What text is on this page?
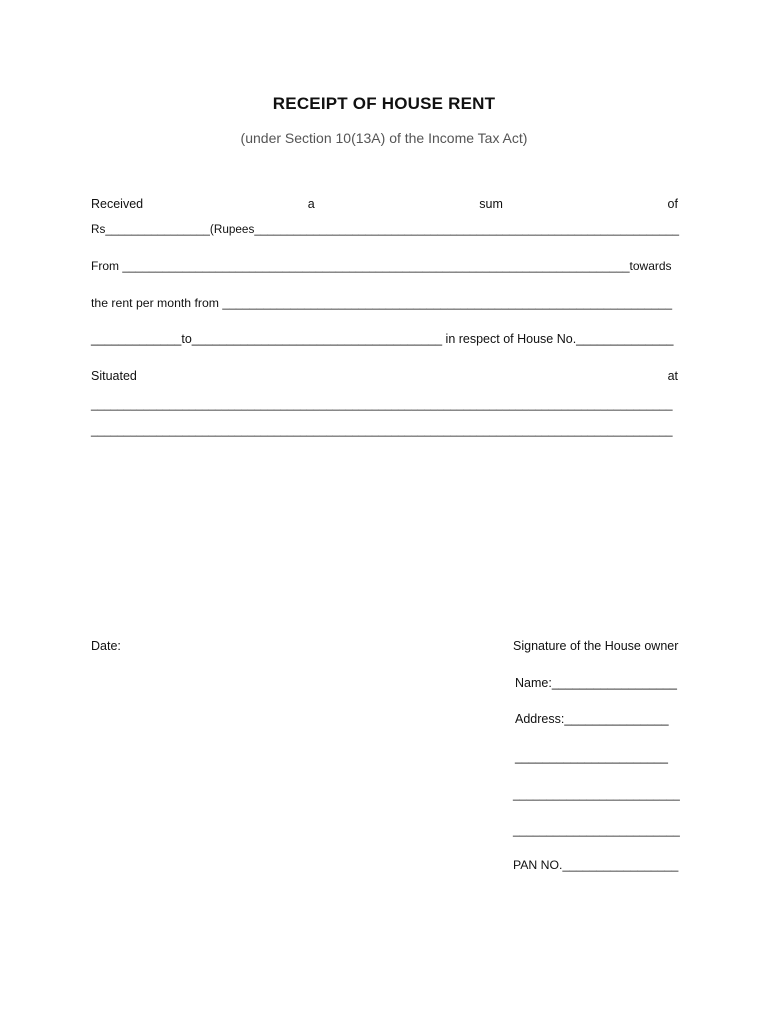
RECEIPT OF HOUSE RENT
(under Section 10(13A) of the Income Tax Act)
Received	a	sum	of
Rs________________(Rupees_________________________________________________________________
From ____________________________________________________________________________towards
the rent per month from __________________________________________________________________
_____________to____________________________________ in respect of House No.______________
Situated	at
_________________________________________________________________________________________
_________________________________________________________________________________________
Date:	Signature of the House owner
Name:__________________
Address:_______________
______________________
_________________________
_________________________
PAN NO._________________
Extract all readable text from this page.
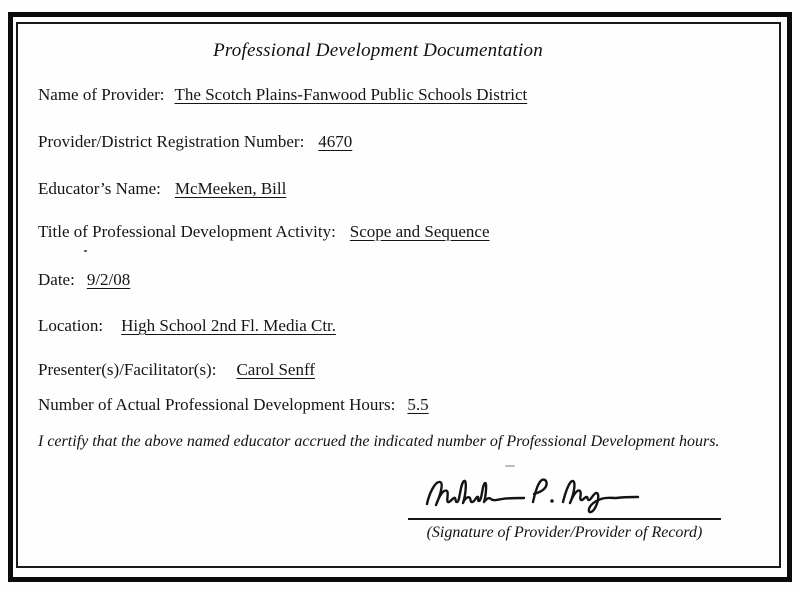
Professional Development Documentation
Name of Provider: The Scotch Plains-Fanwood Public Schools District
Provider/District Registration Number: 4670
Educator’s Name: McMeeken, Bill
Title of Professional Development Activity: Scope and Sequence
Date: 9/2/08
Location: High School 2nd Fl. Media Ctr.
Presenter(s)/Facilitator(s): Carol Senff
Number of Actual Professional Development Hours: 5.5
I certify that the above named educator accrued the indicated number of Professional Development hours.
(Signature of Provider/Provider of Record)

----------

DIRECTIONS
Retype exactly the lines from the one containing "Extract all readable text from this page." through the last line of the records above, both included, and leave out any pictures.

EXERCISE RESPONSE
Extract all readable text from this page.
Professional Development Documentation
Name of Provider: The Scotch Plains-Fanwood Public Schools District
Provider/District Registration Number: 4670
Educator’s Name: McMeeken, Bill
Title of Professional Development Activity: Scope and Sequence
Date: 9/2/08
Location: High School 2nd Fl. Media Ctr.
Presenter(s)/Facilitator(s): Carol Senff
Number of Actual Professional Development Hours: 5.5
I certify that the above named educator accrued the indicated number of Professional Development hours.
(Signature of Provider/Provider of Record)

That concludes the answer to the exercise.